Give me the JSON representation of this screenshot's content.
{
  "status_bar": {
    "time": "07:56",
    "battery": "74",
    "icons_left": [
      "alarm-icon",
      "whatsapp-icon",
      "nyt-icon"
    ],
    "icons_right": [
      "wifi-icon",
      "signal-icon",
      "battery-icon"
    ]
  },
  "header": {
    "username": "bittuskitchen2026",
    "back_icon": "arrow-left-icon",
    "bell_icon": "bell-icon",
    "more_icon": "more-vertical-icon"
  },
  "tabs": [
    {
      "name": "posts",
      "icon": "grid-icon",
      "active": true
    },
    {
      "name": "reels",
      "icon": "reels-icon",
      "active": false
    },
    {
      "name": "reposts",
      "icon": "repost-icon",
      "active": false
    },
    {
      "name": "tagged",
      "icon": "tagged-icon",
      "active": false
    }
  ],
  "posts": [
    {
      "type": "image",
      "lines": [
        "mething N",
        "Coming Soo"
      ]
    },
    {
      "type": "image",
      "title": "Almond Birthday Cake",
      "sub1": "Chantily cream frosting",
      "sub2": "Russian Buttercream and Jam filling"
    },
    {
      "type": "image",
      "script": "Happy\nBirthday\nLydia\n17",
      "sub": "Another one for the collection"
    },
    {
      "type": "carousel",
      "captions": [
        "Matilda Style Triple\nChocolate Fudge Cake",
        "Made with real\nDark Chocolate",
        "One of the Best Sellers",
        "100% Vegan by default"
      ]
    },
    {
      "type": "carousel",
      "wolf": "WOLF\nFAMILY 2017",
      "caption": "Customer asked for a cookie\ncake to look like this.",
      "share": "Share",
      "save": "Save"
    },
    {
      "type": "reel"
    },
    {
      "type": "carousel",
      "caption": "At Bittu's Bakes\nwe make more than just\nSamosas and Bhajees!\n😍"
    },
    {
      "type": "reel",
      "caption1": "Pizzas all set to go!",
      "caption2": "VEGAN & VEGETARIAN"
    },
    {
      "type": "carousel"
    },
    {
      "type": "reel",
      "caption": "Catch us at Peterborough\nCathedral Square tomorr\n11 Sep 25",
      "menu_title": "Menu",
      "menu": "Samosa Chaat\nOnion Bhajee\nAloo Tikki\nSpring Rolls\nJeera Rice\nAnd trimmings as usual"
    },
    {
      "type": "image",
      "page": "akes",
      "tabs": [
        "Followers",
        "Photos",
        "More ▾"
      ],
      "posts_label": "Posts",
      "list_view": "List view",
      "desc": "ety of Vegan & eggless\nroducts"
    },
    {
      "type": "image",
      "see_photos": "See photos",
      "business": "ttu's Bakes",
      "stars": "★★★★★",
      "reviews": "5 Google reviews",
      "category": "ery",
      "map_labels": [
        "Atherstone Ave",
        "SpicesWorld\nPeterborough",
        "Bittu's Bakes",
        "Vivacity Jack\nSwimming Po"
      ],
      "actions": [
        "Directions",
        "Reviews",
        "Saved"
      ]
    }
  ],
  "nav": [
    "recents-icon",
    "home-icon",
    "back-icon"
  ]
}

* _Given instruction_: Identify and copy the lines holding the word "this".

* _Problem solution_:
Give me the JSON representation of this screenshot's content.
      "caption": "Customer asked for a cookie\ncake to look like this.",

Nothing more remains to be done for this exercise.